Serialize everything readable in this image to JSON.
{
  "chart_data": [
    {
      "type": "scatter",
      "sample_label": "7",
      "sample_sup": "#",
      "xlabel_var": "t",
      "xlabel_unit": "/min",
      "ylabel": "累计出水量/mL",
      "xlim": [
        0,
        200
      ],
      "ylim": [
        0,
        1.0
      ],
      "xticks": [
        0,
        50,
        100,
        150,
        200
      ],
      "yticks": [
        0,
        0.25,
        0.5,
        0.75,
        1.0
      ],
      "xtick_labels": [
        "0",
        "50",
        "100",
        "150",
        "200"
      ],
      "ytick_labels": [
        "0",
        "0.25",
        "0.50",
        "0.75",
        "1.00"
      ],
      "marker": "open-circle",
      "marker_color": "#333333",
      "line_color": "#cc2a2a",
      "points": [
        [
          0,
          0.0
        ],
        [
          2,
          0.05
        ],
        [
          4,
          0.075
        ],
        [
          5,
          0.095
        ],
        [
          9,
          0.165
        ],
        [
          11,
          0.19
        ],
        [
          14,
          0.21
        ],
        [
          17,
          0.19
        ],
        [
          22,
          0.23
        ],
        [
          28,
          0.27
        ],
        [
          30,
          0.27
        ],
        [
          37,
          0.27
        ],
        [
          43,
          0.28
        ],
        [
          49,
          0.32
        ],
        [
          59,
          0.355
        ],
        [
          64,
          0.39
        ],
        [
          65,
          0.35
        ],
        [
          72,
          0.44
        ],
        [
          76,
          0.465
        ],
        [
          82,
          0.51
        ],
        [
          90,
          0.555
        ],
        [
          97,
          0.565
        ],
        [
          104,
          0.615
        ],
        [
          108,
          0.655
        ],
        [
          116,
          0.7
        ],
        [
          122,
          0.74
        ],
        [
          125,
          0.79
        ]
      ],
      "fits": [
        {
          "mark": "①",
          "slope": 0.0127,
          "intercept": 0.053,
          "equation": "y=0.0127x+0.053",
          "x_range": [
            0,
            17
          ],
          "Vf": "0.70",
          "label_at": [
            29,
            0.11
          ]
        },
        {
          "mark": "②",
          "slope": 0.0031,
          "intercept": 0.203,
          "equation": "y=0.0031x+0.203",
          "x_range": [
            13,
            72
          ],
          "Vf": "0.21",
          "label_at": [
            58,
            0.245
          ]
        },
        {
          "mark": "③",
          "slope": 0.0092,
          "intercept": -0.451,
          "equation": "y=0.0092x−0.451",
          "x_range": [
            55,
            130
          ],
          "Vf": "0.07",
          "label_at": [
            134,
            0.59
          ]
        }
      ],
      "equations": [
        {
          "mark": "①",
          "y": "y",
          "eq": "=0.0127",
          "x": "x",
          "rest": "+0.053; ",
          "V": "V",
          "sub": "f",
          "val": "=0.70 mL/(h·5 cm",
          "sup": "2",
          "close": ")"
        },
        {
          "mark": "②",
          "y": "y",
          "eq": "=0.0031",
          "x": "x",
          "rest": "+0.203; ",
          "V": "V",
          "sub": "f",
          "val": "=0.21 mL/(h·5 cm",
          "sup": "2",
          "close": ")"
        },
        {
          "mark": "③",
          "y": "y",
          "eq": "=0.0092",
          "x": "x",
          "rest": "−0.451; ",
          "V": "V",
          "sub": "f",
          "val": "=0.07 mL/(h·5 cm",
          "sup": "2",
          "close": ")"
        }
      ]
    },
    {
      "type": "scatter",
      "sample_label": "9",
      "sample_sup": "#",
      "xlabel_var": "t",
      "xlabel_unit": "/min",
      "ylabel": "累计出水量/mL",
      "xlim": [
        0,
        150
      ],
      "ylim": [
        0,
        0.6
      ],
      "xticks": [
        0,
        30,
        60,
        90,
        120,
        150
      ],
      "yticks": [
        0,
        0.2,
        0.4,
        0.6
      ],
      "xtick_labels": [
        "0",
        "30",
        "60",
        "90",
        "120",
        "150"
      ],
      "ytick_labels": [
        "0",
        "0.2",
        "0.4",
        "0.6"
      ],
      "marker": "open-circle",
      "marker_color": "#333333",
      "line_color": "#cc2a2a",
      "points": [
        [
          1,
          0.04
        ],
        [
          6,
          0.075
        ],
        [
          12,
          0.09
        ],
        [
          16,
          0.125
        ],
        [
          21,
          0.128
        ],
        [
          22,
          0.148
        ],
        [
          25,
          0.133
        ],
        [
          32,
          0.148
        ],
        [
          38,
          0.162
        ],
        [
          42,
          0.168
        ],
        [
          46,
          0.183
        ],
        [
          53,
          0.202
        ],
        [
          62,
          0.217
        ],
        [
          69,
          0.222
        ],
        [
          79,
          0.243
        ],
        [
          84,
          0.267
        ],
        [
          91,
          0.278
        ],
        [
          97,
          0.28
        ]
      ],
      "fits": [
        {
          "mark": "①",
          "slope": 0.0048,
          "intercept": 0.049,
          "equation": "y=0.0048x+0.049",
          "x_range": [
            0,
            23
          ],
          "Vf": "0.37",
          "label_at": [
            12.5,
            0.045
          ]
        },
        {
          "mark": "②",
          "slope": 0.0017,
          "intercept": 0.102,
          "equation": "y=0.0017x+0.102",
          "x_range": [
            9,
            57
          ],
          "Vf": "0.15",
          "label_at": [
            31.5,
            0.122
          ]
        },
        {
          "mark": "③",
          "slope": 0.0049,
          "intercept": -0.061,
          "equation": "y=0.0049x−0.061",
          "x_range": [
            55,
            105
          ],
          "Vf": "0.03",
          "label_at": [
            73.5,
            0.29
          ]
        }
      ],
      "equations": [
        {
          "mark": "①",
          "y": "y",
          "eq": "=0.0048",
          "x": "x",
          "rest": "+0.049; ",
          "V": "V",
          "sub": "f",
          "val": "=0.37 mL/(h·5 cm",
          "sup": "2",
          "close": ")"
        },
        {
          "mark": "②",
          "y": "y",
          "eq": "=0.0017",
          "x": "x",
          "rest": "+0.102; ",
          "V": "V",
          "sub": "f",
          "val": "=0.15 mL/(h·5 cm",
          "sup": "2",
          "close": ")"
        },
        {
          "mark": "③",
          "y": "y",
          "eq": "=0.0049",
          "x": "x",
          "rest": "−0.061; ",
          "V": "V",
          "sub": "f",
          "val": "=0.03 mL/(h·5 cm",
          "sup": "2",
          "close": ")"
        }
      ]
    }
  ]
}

○ ○ ○ ○

Reproduce the whole listing word for word.

Serialize everything readable in this image to JSON.
{
  "chart_data": [
    {
      "type": "scatter",
      "sample_label": "7",
      "sample_sup": "#",
      "xlabel_var": "t",
      "xlabel_unit": "/min",
      "ylabel": "累计出水量/mL",
      "xlim": [
        0,
        200
      ],
      "ylim": [
        0,
        1.0
      ],
      "xticks": [
        0,
        50,
        100,
        150,
        200
      ],
      "yticks": [
        0,
        0.25,
        0.5,
        0.75,
        1.0
      ],
      "xtick_labels": [
        "0",
        "50",
        "100",
        "150",
        "200"
      ],
      "ytick_labels": [
        "0",
        "0.25",
        "0.50",
        "0.75",
        "1.00"
      ],
      "marker": "open-circle",
      "marker_color": "#333333",
      "line_color": "#cc2a2a",
      "points": [
        [
          0,
          0.0
        ],
        [
          2,
          0.05
        ],
        [
          4,
          0.075
        ],
        [
          5,
          0.095
        ],
        [
          9,
          0.165
        ],
        [
          11,
          0.19
        ],
        [
          14,
          0.21
        ],
        [
          17,
          0.19
        ],
        [
          22,
          0.23
        ],
        [
          28,
          0.27
        ],
        [
          30,
          0.27
        ],
        [
          37,
          0.27
        ],
        [
          43,
          0.28
        ],
        [
          49,
          0.32
        ],
        [
          59,
          0.355
        ],
        [
          64,
          0.39
        ],
        [
          65,
          0.35
        ],
        [
          72,
          0.44
        ],
        [
          76,
          0.465
        ],
        [
          82,
          0.51
        ],
        [
          90,
          0.555
        ],
        [
          97,
          0.565
        ],
        [
          104,
          0.615
        ],
        [
          108,
          0.655
        ],
        [
          116,
          0.7
        ],
        [
          122,
          0.74
        ],
        [
          125,
          0.79
        ]
      ],
      "fits": [
        {
          "mark": "①",
          "slope": 0.0127,
          "intercept": 0.053,
          "equation": "y=0.0127x+0.053",
          "x_range": [
            0,
            17
          ],
          "Vf": "0.70",
          "label_at": [
            29,
            0.11
          ]
        },
        {
          "mark": "②",
          "slope": 0.0031,
          "intercept": 0.203,
          "equation": "y=0.0031x+0.203",
          "x_range": [
            13,
            72
          ],
          "Vf": "0.21",
          "label_at": [
            58,
            0.245
          ]
        },
        {
          "mark": "③",
          "slope": 0.0092,
          "intercept": -0.451,
          "equation": "y=0.0092x−0.451",
          "x_range": [
            55,
            130
          ],
          "Vf": "0.07",
          "label_at": [
            134,
            0.59
          ]
        }
      ],
      "equations": [
        {
          "mark": "①",
          "y": "y",
          "eq": "=0.0127",
          "x": "x",
          "rest": "+0.053; ",
          "V": "V",
          "sub": "f",
          "val": "=0.70 mL/(h·5 cm",
          "sup": "2",
          "close": ")"
        },
        {
          "mark": "②",
          "y": "y",
          "eq": "=0.0031",
          "x": "x",
          "rest": "+0.203; ",
          "V": "V",
          "sub": "f",
          "val": "=0.21 mL/(h·5 cm",
          "sup": "2",
          "close": ")"
        },
        {
          "mark": "③",
          "y": "y",
          "eq": "=0.0092",
          "x": "x",
          "rest": "−0.451; ",
          "V": "V",
          "sub": "f",
          "val": "=0.07 mL/(h·5 cm",
          "sup": "2",
          "close": ")"
        }
      ]
    },
    {
      "type": "scatter",
      "sample_label": "9",
      "sample_sup": "#",
      "xlabel_var": "t",
      "xlabel_unit": "/min",
      "ylabel": "累计出水量/mL",
      "xlim": [
        0,
        150
      ],
      "ylim": [
        0,
        0.6
      ],
      "xticks": [
        0,
        30,
        60,
        90,
        120,
        150
      ],
      "yticks": [
        0,
        0.2,
        0.4,
        0.6
      ],
      "xtick_labels": [
        "0",
        "30",
        "60",
        "90",
        "120",
        "150"
      ],
      "ytick_labels": [
        "0",
        "0.2",
        "0.4",
        "0.6"
      ],
      "marker": "open-circle",
      "marker_color": "#333333",
      "line_color": "#cc2a2a",
      "points": [
        [
          1,
          0.04
        ],
        [
          6,
          0.075
        ],
        [
          12,
          0.09
        ],
        [
          16,
          0.125
        ],
        [
          21,
          0.128
        ],
        [
          22,
          0.148
        ],
        [
          25,
          0.133
        ],
        [
          32,
          0.148
        ],
        [
          38,
          0.162
        ],
        [
          42,
          0.168
        ],
        [
          46,
          0.183
        ],
        [
          53,
          0.202
        ],
        [
          62,
          0.217
        ],
        [
          69,
          0.222
        ],
        [
          79,
          0.243
        ],
        [
          84,
          0.267
        ],
        [
          91,
          0.278
        ],
        [
          97,
          0.28
        ]
      ],
      "fits": [
        {
          "mark": "①",
          "slope": 0.0048,
          "intercept": 0.049,
          "equation": "y=0.0048x+0.049",
          "x_range": [
            0,
            23
          ],
          "Vf": "0.37",
          "label_at": [
            12.5,
            0.045
          ]
        },
        {
          "mark": "②",
          "slope": 0.0017,
          "intercept": 0.102,
          "equation": "y=0.0017x+0.102",
          "x_range": [
            9,
            57
          ],
          "Vf": "0.15",
          "label_at": [
            31.5,
            0.122
          ]
        },
        {
          "mark": "③",
          "slope": 0.0049,
          "intercept": -0.061,
          "equation": "y=0.0049x−0.061",
          "x_range": [
            55,
            105
          ],
          "Vf": "0.03",
          "label_at": [
            73.5,
            0.29
          ]
        }
      ],
      "equations": [
        {
          "mark": "①",
          "y": "y",
          "eq": "=0.0048",
          "x": "x",
          "rest": "+0.049; ",
          "V": "V",
          "sub": "f",
          "val": "=0.37 mL/(h·5 cm",
          "sup": "2",
          "close": ")"
        },
        {
          "mark": "②",
          "y": "y",
          "eq": "=0.0017",
          "x": "x",
          "rest": "+0.102; ",
          "V": "V",
          "sub": "f",
          "val": "=0.15 mL/(h·5 cm",
          "sup": "2",
          "close": ")"
        },
        {
          "mark": "③",
          "y": "y",
          "eq": "=0.0049",
          "x": "x",
          "rest": "−0.061; ",
          "V": "V",
          "sub": "f",
          "val": "=0.03 mL/(h·5 cm",
          "sup": "2",
          "close": ")"
        }
      ]
    }
  ]
}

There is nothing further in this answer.